REQUIRED WORK: Using the records that follow, copy every line containing the word "covariance".

DATASET EXTRACT:
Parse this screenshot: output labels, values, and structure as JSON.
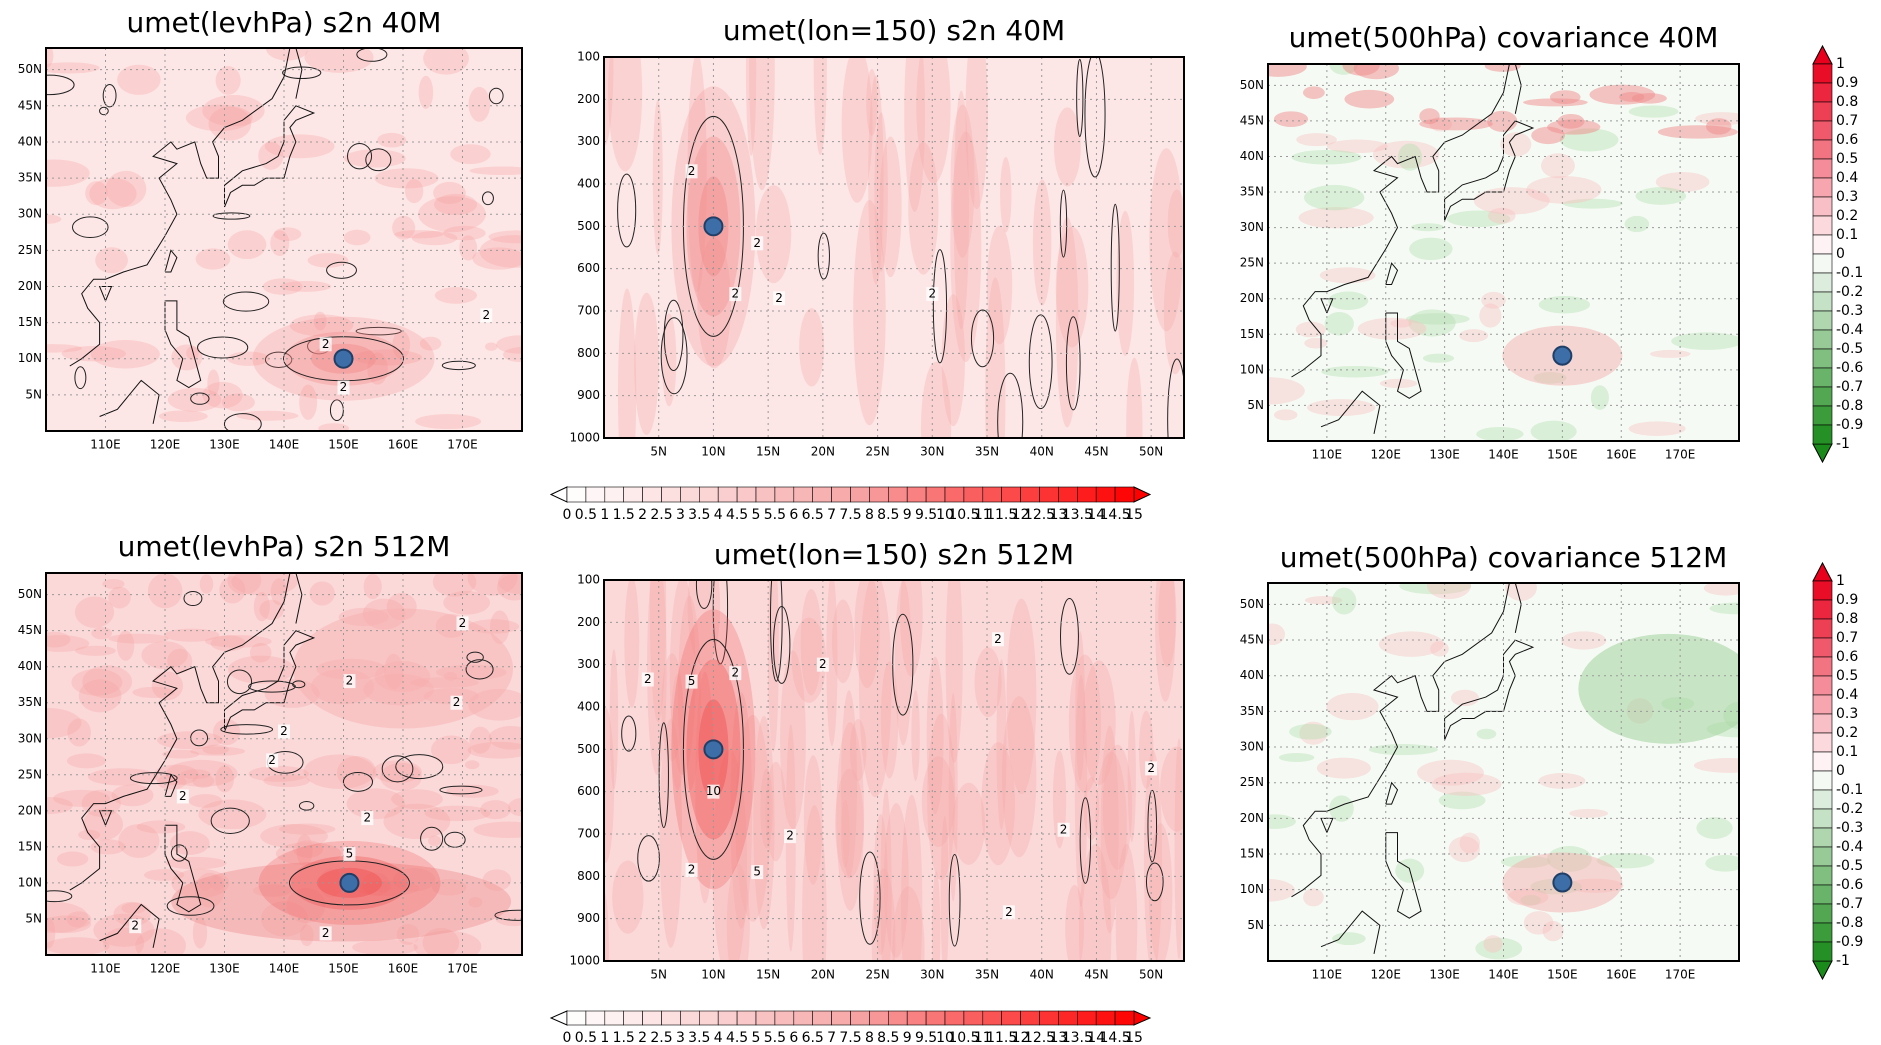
{
  "chart_data": [
    {
      "type": "map",
      "title": "umet(levhPa) s2n 40M",
      "xlim": [
        100,
        180
      ],
      "ylim": [
        0,
        53
      ],
      "xticks": [
        {
          "value": 110,
          "label": "110E"
        },
        {
          "value": 120,
          "label": "120E"
        },
        {
          "value": 130,
          "label": "130E"
        },
        {
          "value": 140,
          "label": "140E"
        },
        {
          "value": 150,
          "label": "150E"
        },
        {
          "value": 160,
          "label": "160E"
        },
        {
          "value": 170,
          "label": "170E"
        }
      ],
      "yticks": [
        {
          "value": 5,
          "label": "5N"
        },
        {
          "value": 10,
          "label": "10N"
        },
        {
          "value": 15,
          "label": "15N"
        },
        {
          "value": 20,
          "label": "20N"
        },
        {
          "value": 25,
          "label": "25N"
        },
        {
          "value": 30,
          "label": "30N"
        },
        {
          "value": 35,
          "label": "35N"
        },
        {
          "value": 40,
          "label": "40N"
        },
        {
          "value": 45,
          "label": "45N"
        },
        {
          "value": 50,
          "label": "50N"
        }
      ],
      "grid": true,
      "marker": {
        "x": 150,
        "y": 10,
        "color": "#3d6ea8"
      },
      "contour_labels": [
        {
          "label": "2",
          "x": 147,
          "y": 12
        },
        {
          "label": "2",
          "x": 150,
          "y": 6
        },
        {
          "label": "2",
          "x": 174,
          "y": 16
        }
      ]
    },
    {
      "type": "contour",
      "title": "umet(lon=150) s2n 40M",
      "xlim": [
        0,
        53
      ],
      "ylim": [
        1000,
        100
      ],
      "xticks": [
        {
          "value": 5,
          "label": "5N"
        },
        {
          "value": 10,
          "label": "10N"
        },
        {
          "value": 15,
          "label": "15N"
        },
        {
          "value": 20,
          "label": "20N"
        },
        {
          "value": 25,
          "label": "25N"
        },
        {
          "value": 30,
          "label": "30N"
        },
        {
          "value": 35,
          "label": "35N"
        },
        {
          "value": 40,
          "label": "40N"
        },
        {
          "value": 45,
          "label": "45N"
        },
        {
          "value": 50,
          "label": "50N"
        }
      ],
      "yticks": [
        100,
        200,
        300,
        400,
        500,
        600,
        700,
        800,
        900,
        1000
      ],
      "grid": true,
      "marker": {
        "x": 10,
        "y": 500,
        "color": "#3d6ea8"
      },
      "contour_labels": [
        {
          "label": "2",
          "x": 8,
          "y": 370
        },
        {
          "label": "2",
          "x": 14,
          "y": 540
        },
        {
          "label": "2",
          "x": 12,
          "y": 660
        },
        {
          "label": "2",
          "x": 16,
          "y": 670
        },
        {
          "label": "2",
          "x": 30,
          "y": 660
        }
      ]
    },
    {
      "type": "map",
      "title": "umet(500hPa) covariance 40M",
      "xlim": [
        100,
        180
      ],
      "ylim": [
        0,
        53
      ],
      "xticks": [
        {
          "value": 110,
          "label": "110E"
        },
        {
          "value": 120,
          "label": "120E"
        },
        {
          "value": 130,
          "label": "130E"
        },
        {
          "value": 140,
          "label": "140E"
        },
        {
          "value": 150,
          "label": "150E"
        },
        {
          "value": 160,
          "label": "160E"
        },
        {
          "value": 170,
          "label": "170E"
        }
      ],
      "yticks": [
        {
          "value": 5,
          "label": "5N"
        },
        {
          "value": 10,
          "label": "10N"
        },
        {
          "value": 15,
          "label": "15N"
        },
        {
          "value": 20,
          "label": "20N"
        },
        {
          "value": 25,
          "label": "25N"
        },
        {
          "value": 30,
          "label": "30N"
        },
        {
          "value": 35,
          "label": "35N"
        },
        {
          "value": 40,
          "label": "40N"
        },
        {
          "value": 45,
          "label": "45N"
        },
        {
          "value": 50,
          "label": "50N"
        }
      ],
      "grid": true,
      "marker": {
        "x": 150,
        "y": 12,
        "color": "#3d6ea8"
      }
    },
    {
      "type": "map",
      "title": "umet(levhPa) s2n 512M",
      "xlim": [
        100,
        180
      ],
      "ylim": [
        0,
        53
      ],
      "xticks": [
        {
          "value": 110,
          "label": "110E"
        },
        {
          "value": 120,
          "label": "120E"
        },
        {
          "value": 130,
          "label": "130E"
        },
        {
          "value": 140,
          "label": "140E"
        },
        {
          "value": 150,
          "label": "150E"
        },
        {
          "value": 160,
          "label": "160E"
        },
        {
          "value": 170,
          "label": "170E"
        }
      ],
      "yticks": [
        {
          "value": 5,
          "label": "5N"
        },
        {
          "value": 10,
          "label": "10N"
        },
        {
          "value": 15,
          "label": "15N"
        },
        {
          "value": 20,
          "label": "20N"
        },
        {
          "value": 25,
          "label": "25N"
        },
        {
          "value": 30,
          "label": "30N"
        },
        {
          "value": 35,
          "label": "35N"
        },
        {
          "value": 40,
          "label": "40N"
        },
        {
          "value": 45,
          "label": "45N"
        },
        {
          "value": 50,
          "label": "50N"
        }
      ],
      "grid": true,
      "marker": {
        "x": 151,
        "y": 10,
        "color": "#3d6ea8"
      },
      "contour_labels": [
        {
          "label": "2",
          "x": 170,
          "y": 46
        },
        {
          "label": "2",
          "x": 151,
          "y": 38
        },
        {
          "label": "2",
          "x": 169,
          "y": 35
        },
        {
          "label": "2",
          "x": 140,
          "y": 31
        },
        {
          "label": "2",
          "x": 138,
          "y": 27
        },
        {
          "label": "2",
          "x": 123,
          "y": 22
        },
        {
          "label": "2",
          "x": 154,
          "y": 19
        },
        {
          "label": "5",
          "x": 151,
          "y": 14
        },
        {
          "label": "2",
          "x": 115,
          "y": 4
        },
        {
          "label": "2",
          "x": 147,
          "y": 3
        }
      ]
    },
    {
      "type": "contour",
      "title": "umet(lon=150) s2n 512M",
      "xlim": [
        0,
        53
      ],
      "ylim": [
        1000,
        100
      ],
      "xticks": [
        {
          "value": 5,
          "label": "5N"
        },
        {
          "value": 10,
          "label": "10N"
        },
        {
          "value": 15,
          "label": "15N"
        },
        {
          "value": 20,
          "label": "20N"
        },
        {
          "value": 25,
          "label": "25N"
        },
        {
          "value": 30,
          "label": "30N"
        },
        {
          "value": 35,
          "label": "35N"
        },
        {
          "value": 40,
          "label": "40N"
        },
        {
          "value": 45,
          "label": "45N"
        },
        {
          "value": 50,
          "label": "50N"
        }
      ],
      "yticks": [
        100,
        200,
        300,
        400,
        500,
        600,
        700,
        800,
        900,
        1000
      ],
      "grid": true,
      "marker": {
        "x": 10,
        "y": 500,
        "color": "#3d6ea8"
      },
      "contour_labels": [
        {
          "label": "2",
          "x": 4,
          "y": 335
        },
        {
          "label": "5",
          "x": 8,
          "y": 340
        },
        {
          "label": "2",
          "x": 12,
          "y": 320
        },
        {
          "label": "2",
          "x": 20,
          "y": 300
        },
        {
          "label": "2",
          "x": 36,
          "y": 240
        },
        {
          "label": "10",
          "x": 10,
          "y": 600
        },
        {
          "label": "2",
          "x": 17,
          "y": 705
        },
        {
          "label": "5",
          "x": 14,
          "y": 790
        },
        {
          "label": "2",
          "x": 8,
          "y": 785
        },
        {
          "label": "2",
          "x": 42,
          "y": 690
        },
        {
          "label": "2",
          "x": 37,
          "y": 885
        },
        {
          "label": "2",
          "x": 50,
          "y": 545
        }
      ]
    },
    {
      "type": "map",
      "title": "umet(500hPa) covariance 512M",
      "xlim": [
        100,
        180
      ],
      "ylim": [
        0,
        53
      ],
      "xticks": [
        {
          "value": 110,
          "label": "110E"
        },
        {
          "value": 120,
          "label": "120E"
        },
        {
          "value": 130,
          "label": "130E"
        },
        {
          "value": 140,
          "label": "140E"
        },
        {
          "value": 150,
          "label": "150E"
        },
        {
          "value": 160,
          "label": "160E"
        },
        {
          "value": 170,
          "label": "170E"
        }
      ],
      "yticks": [
        {
          "value": 5,
          "label": "5N"
        },
        {
          "value": 10,
          "label": "10N"
        },
        {
          "value": 15,
          "label": "15N"
        },
        {
          "value": 20,
          "label": "20N"
        },
        {
          "value": 25,
          "label": "25N"
        },
        {
          "value": 30,
          "label": "30N"
        },
        {
          "value": 35,
          "label": "35N"
        },
        {
          "value": 40,
          "label": "40N"
        },
        {
          "value": 45,
          "label": "45N"
        },
        {
          "value": 50,
          "label": "50N"
        }
      ],
      "grid": true,
      "marker": {
        "x": 150,
        "y": 11,
        "color": "#3d6ea8"
      }
    },
    {
      "type": "colorbar",
      "orientation": "horizontal",
      "levels": [
        0,
        0.5,
        1,
        1.5,
        2,
        2.5,
        3,
        3.5,
        4,
        4.5,
        5,
        5.5,
        6,
        6.5,
        7,
        7.5,
        8,
        8.5,
        9,
        9.5,
        10,
        10.5,
        11,
        11.5,
        12,
        12.5,
        13,
        13.5,
        14,
        14.5,
        15
      ],
      "colors": [
        "#ffffff",
        "#f7a8a8",
        "#ff0000"
      ]
    },
    {
      "type": "colorbar",
      "orientation": "horizontal",
      "levels": [
        0,
        0.5,
        1,
        1.5,
        2,
        2.5,
        3,
        3.5,
        4,
        4.5,
        5,
        5.5,
        6,
        6.5,
        7,
        7.5,
        8,
        8.5,
        9,
        9.5,
        10,
        10.5,
        11,
        11.5,
        12,
        12.5,
        13,
        13.5,
        14,
        14.5,
        15
      ],
      "colors": [
        "#ffffff",
        "#f7a8a8",
        "#ff0000"
      ]
    },
    {
      "type": "colorbar",
      "orientation": "vertical",
      "levels": [
        1,
        0.9,
        0.8,
        0.7,
        0.6,
        0.5,
        0.4,
        0.3,
        0.2,
        0.1,
        0,
        -0.1,
        -0.2,
        -0.3,
        -0.4,
        -0.5,
        -0.6,
        -0.7,
        -0.8,
        -0.9,
        -1
      ],
      "colors": [
        "#e8001c",
        "#ffffff",
        "#1a8a1a"
      ]
    },
    {
      "type": "colorbar",
      "orientation": "vertical",
      "levels": [
        1,
        0.9,
        0.8,
        0.7,
        0.6,
        0.5,
        0.4,
        0.3,
        0.2,
        0.1,
        0,
        -0.1,
        -0.2,
        -0.3,
        -0.4,
        -0.5,
        -0.6,
        -0.7,
        -0.8,
        -0.9,
        -1
      ],
      "colors": [
        "#e8001c",
        "#ffffff",
        "#1a8a1a"
      ]
    }
  ]
}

EXERCISE RESPONSE:
      "title": "umet(500hPa) covariance 40M",
      "title": "umet(500hPa) covariance 512M",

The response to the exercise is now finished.